▶ [The exercise]
Output the data below in full, character for character.
----
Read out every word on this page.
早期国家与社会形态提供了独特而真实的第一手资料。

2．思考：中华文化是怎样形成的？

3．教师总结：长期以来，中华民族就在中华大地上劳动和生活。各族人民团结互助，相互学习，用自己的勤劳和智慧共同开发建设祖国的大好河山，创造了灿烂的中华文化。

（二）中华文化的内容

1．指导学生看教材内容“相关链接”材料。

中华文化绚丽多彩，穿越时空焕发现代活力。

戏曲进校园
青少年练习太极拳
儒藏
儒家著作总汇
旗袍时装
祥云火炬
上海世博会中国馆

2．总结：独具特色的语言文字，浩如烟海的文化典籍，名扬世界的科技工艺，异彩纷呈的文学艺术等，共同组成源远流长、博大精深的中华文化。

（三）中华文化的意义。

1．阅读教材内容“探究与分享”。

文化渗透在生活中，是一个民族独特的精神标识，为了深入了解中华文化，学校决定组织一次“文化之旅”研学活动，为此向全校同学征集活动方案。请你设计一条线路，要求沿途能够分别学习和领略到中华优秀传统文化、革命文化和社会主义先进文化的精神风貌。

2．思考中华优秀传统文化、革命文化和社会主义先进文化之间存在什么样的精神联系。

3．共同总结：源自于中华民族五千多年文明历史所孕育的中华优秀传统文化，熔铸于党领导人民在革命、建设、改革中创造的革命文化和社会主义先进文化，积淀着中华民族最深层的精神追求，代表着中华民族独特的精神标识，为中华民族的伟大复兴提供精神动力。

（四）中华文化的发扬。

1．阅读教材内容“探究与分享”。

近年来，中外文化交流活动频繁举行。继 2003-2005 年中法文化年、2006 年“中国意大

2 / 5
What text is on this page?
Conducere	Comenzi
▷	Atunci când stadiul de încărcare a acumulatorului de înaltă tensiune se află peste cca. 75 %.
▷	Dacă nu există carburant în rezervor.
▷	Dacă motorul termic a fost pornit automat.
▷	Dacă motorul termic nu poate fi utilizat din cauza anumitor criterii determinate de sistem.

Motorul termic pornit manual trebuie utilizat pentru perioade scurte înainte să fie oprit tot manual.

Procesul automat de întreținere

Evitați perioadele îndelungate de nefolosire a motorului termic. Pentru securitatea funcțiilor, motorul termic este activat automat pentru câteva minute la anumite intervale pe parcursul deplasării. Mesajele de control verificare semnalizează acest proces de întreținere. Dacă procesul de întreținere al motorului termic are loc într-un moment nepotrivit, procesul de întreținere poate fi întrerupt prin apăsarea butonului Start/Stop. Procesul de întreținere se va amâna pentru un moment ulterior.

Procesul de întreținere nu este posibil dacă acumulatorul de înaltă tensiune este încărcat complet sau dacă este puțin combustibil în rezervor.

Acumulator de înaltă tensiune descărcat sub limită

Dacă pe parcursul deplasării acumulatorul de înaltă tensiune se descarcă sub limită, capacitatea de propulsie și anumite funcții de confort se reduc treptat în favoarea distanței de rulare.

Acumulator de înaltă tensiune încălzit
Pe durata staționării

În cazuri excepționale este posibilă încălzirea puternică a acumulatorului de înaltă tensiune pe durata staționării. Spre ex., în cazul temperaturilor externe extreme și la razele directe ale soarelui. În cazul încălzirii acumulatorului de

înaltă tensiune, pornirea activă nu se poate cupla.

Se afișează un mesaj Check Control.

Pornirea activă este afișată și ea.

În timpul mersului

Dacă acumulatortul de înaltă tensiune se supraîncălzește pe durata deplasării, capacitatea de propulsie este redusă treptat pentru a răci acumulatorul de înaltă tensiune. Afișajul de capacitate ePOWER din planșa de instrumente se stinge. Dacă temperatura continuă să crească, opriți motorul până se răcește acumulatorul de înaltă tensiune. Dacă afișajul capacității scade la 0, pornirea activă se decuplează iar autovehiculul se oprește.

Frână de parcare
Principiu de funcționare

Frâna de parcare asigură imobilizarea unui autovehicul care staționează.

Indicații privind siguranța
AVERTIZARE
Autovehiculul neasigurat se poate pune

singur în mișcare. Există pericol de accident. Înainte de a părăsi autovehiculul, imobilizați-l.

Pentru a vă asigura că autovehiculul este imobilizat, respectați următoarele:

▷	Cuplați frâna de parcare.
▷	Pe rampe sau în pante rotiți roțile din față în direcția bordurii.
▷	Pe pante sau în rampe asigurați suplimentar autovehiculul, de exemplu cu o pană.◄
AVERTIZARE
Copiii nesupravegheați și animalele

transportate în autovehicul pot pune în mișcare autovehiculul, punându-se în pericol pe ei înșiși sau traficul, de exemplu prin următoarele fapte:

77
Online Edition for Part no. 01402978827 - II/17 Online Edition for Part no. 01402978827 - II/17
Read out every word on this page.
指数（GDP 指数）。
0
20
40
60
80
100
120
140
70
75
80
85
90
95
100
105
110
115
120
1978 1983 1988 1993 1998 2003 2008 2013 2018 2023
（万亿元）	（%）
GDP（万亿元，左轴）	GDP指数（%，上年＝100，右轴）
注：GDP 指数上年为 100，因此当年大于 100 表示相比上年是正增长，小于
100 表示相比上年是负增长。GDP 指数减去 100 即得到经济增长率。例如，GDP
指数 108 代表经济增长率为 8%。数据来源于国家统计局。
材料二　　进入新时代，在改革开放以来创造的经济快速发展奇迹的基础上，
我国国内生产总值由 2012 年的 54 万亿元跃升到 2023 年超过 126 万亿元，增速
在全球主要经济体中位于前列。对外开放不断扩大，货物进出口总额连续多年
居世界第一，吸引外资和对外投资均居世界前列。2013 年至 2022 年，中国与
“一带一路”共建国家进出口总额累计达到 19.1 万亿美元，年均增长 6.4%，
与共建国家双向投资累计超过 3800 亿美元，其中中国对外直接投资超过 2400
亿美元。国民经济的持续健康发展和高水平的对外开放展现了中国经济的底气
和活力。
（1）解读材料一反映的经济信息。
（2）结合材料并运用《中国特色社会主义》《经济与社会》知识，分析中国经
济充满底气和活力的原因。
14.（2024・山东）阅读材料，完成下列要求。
----
▶ [Answer to this exercise]
Read out every word on this page.
早期国家与社会形态提供了独特而真实的第一手资料。

2．思考：中华文化是怎样形成的？

3．教师总结：长期以来，中华民族就在中华大地上劳动和生活。各族人民团结互助，相互学习，用自己的勤劳和智慧共同开发建设祖国的大好河山，创造了灿烂的中华文化。

（二）中华文化的内容

1．指导学生看教材内容“相关链接”材料。

中华文化绚丽多彩，穿越时空焕发现代活力。

戏曲进校园
青少年练习太极拳
儒藏
儒家著作总汇
旗袍时装
祥云火炬
上海世博会中国馆

2．总结：独具特色的语言文字，浩如烟海的文化典籍，名扬世界的科技工艺，异彩纷呈的文学艺术等，共同组成源远流长、博大精深的中华文化。

（三）中华文化的意义。

1．阅读教材内容“探究与分享”。

文化渗透在生活中，是一个民族独特的精神标识，为了深入了解中华文化，学校决定组织一次“文化之旅”研学活动，为此向全校同学征集活动方案。请你设计一条线路，要求沿途能够分别学习和领略到中华优秀传统文化、革命文化和社会主义先进文化的精神风貌。

2．思考中华优秀传统文化、革命文化和社会主义先进文化之间存在什么样的精神联系。

3．共同总结：源自于中华民族五千多年文明历史所孕育的中华优秀传统文化，熔铸于党领导人民在革命、建设、改革中创造的革命文化和社会主义先进文化，积淀着中华民族最深层的精神追求，代表着中华民族独特的精神标识，为中华民族的伟大复兴提供精神动力。

（四）中华文化的发扬。

1．阅读教材内容“探究与分享”。

近年来，中外文化交流活动频繁举行。继 2003-2005 年中法文化年、2006 年“中国意大

2 / 5
What text is on this page?
Conducere	Comenzi
▷	Atunci când stadiul de încărcare a acumulatorului de înaltă tensiune se află peste cca. 75 %.
▷	Dacă nu există carburant în rezervor.
▷	Dacă motorul termic a fost pornit automat.
▷	Dacă motorul termic nu poate fi utilizat din cauza anumitor criterii determinate de sistem.

Motorul termic pornit manual trebuie utilizat pentru perioade scurte înainte să fie oprit tot manual.

Procesul automat de întreținere

Evitați perioadele îndelungate de nefolosire a motorului termic. Pentru securitatea funcțiilor, motorul termic este activat automat pentru câteva minute la anumite intervale pe parcursul deplasării. Mesajele de control verificare semnalizează acest proces de întreținere. Dacă procesul de întreținere al motorului termic are loc într-un moment nepotrivit, procesul de întreținere poate fi întrerupt prin apăsarea butonului Start/Stop. Procesul de întreținere se va amâna pentru un moment ulterior.

Procesul de întreținere nu este posibil dacă acumulatorul de înaltă tensiune este încărcat complet sau dacă este puțin combustibil în rezervor.

Acumulator de înaltă tensiune descărcat sub limită

Dacă pe parcursul deplasării acumulatorul de înaltă tensiune se descarcă sub limită, capacitatea de propulsie și anumite funcții de confort se reduc treptat în favoarea distanței de rulare.

Acumulator de înaltă tensiune încălzit
Pe durata staționării

În cazuri excepționale este posibilă încălzirea puternică a acumulatorului de înaltă tensiune pe durata staționării. Spre ex., în cazul temperaturilor externe extreme și la razele directe ale soarelui. În cazul încălzirii acumulatorului de

înaltă tensiune, pornirea activă nu se poate cupla.

Se afișează un mesaj Check Control.

Pornirea activă este afișată și ea.

În timpul mersului

Dacă acumulatortul de înaltă tensiune se supraîncălzește pe durata deplasării, capacitatea de propulsie este redusă treptat pentru a răci acumulatorul de înaltă tensiune. Afișajul de capacitate ePOWER din planșa de instrumente se stinge. Dacă temperatura continuă să crească, opriți motorul până se răcește acumulatorul de înaltă tensiune. Dacă afișajul capacității scade la 0, pornirea activă se decuplează iar autovehiculul se oprește.

Frână de parcare
Principiu de funcționare

Frâna de parcare asigură imobilizarea unui autovehicul care staționează.

Indicații privind siguranța
AVERTIZARE
Autovehiculul neasigurat se poate pune

singur în mișcare. Există pericol de accident. Înainte de a părăsi autovehiculul, imobilizați-l.

Pentru a vă asigura că autovehiculul este imobilizat, respectați următoarele:

▷	Cuplați frâna de parcare.
▷	Pe rampe sau în pante rotiți roțile din față în direcția bordurii.
▷	Pe pante sau în rampe asigurați suplimentar autovehiculul, de exemplu cu o pană.◄
AVERTIZARE
Copiii nesupravegheați și animalele

transportate în autovehicul pot pune în mișcare autovehiculul, punându-se în pericol pe ei înșiși sau traficul, de exemplu prin următoarele fapte:

77
Online Edition for Part no. 01402978827 - II/17 Online Edition for Part no. 01402978827 - II/17
Read out every word on this page.
指数（GDP 指数）。
0
20
40
60
80
100
120
140
70
75
80
85
90
95
100
105
110
115
120
1978 1983 1988 1993 1998 2003 2008 2013 2018 2023
（万亿元）	（%）
GDP（万亿元，左轴）	GDP指数（%，上年＝100，右轴）
注：GDP 指数上年为 100，因此当年大于 100 表示相比上年是正增长，小于
100 表示相比上年是负增长。GDP 指数减去 100 即得到经济增长率。例如，GDP
指数 108 代表经济增长率为 8%。数据来源于国家统计局。
材料二　　进入新时代，在改革开放以来创造的经济快速发展奇迹的基础上，
我国国内生产总值由 2012 年的 54 万亿元跃升到 2023 年超过 126 万亿元，增速
在全球主要经济体中位于前列。对外开放不断扩大，货物进出口总额连续多年
居世界第一，吸引外资和对外投资均居世界前列。2013 年至 2022 年，中国与
“一带一路”共建国家进出口总额累计达到 19.1 万亿美元，年均增长 6.4%，
与共建国家双向投资累计超过 3800 亿美元，其中中国对外直接投资超过 2400
亿美元。国民经济的持续健康发展和高水平的对外开放展现了中国经济的底气
和活力。
（1）解读材料一反映的经济信息。
（2）结合材料并运用《中国特色社会主义》《经济与社会》知识，分析中国经
济充满底气和活力的原因。
14.（2024・山东）阅读材料，完成下列要求。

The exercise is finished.